EXERCISE INSTRUCTIONS:
Work out how many lines have "Acumulada" in them. Give only that number.

DATA PROVIDED:

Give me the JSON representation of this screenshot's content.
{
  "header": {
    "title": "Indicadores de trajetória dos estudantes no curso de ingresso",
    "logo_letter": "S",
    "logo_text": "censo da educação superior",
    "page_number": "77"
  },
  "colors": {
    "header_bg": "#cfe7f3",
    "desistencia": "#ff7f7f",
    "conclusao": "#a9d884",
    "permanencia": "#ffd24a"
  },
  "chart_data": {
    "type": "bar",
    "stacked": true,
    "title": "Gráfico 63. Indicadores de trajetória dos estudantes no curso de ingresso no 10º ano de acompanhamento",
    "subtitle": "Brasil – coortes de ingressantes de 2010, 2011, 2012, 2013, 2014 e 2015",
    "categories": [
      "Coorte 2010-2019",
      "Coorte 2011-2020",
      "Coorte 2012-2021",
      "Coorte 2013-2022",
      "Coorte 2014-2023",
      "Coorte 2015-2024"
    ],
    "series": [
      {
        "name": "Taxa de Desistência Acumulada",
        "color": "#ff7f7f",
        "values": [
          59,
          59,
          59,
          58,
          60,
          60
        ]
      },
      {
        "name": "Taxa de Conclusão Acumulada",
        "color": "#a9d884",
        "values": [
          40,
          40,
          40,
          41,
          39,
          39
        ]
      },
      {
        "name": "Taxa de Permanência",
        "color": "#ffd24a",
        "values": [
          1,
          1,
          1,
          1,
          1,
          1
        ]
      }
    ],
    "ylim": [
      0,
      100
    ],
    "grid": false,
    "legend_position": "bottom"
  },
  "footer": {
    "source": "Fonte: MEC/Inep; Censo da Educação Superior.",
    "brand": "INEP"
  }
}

==

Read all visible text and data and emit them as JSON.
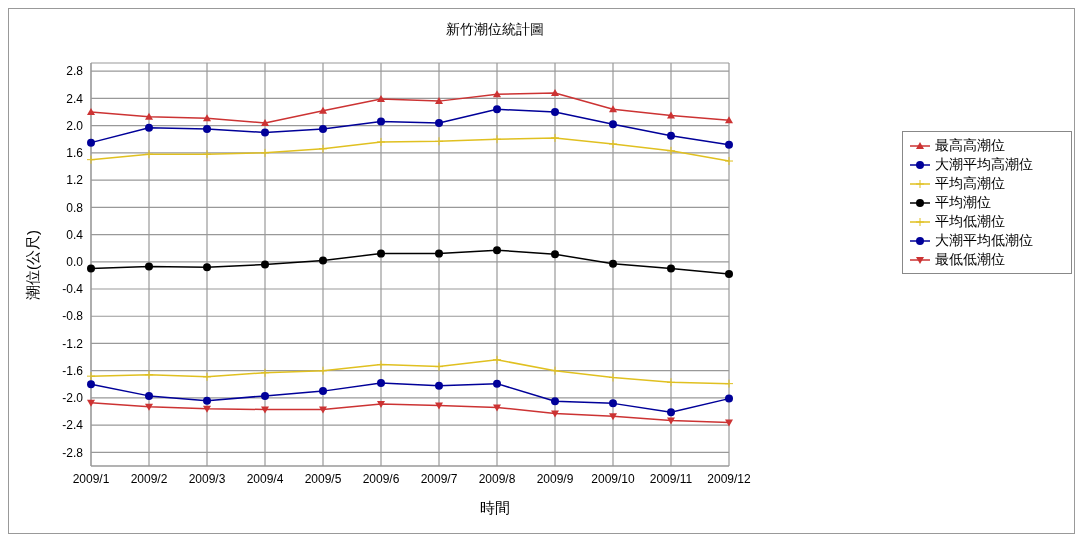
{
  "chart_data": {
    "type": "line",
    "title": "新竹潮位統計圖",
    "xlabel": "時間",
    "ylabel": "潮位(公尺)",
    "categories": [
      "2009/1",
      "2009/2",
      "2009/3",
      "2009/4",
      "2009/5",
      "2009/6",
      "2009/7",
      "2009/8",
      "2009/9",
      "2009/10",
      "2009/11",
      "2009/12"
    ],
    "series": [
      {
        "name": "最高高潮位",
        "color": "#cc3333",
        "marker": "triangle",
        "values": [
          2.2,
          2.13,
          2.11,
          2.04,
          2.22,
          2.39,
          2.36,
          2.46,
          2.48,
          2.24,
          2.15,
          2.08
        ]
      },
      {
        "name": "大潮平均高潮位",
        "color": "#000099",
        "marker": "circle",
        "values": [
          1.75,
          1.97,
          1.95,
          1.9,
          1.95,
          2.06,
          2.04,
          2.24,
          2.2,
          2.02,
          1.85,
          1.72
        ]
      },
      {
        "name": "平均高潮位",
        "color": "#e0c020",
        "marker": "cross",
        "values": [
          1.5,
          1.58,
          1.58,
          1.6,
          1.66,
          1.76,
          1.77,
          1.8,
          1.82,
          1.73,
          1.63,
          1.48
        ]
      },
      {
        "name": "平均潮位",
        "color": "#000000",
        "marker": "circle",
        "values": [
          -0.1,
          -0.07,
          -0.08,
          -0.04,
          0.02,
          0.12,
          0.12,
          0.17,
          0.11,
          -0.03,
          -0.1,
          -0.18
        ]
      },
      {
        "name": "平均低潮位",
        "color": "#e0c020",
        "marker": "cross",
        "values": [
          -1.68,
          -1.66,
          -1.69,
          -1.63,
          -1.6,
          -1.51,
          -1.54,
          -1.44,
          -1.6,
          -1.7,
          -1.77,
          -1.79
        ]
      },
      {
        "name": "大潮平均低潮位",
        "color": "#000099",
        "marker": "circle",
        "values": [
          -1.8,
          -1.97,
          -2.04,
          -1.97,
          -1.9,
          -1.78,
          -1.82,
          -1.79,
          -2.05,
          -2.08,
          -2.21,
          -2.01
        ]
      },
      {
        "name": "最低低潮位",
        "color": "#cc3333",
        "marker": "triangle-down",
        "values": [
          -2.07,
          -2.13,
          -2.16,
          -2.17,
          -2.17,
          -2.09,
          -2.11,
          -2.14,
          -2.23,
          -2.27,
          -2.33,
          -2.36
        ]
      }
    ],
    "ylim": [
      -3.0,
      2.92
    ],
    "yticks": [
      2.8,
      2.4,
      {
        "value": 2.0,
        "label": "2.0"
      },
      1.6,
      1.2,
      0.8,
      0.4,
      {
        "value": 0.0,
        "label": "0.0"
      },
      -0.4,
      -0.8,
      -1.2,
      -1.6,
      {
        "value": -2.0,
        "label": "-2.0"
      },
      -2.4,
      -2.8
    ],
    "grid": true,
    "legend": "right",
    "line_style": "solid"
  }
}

WRITTEN ANSWER:
2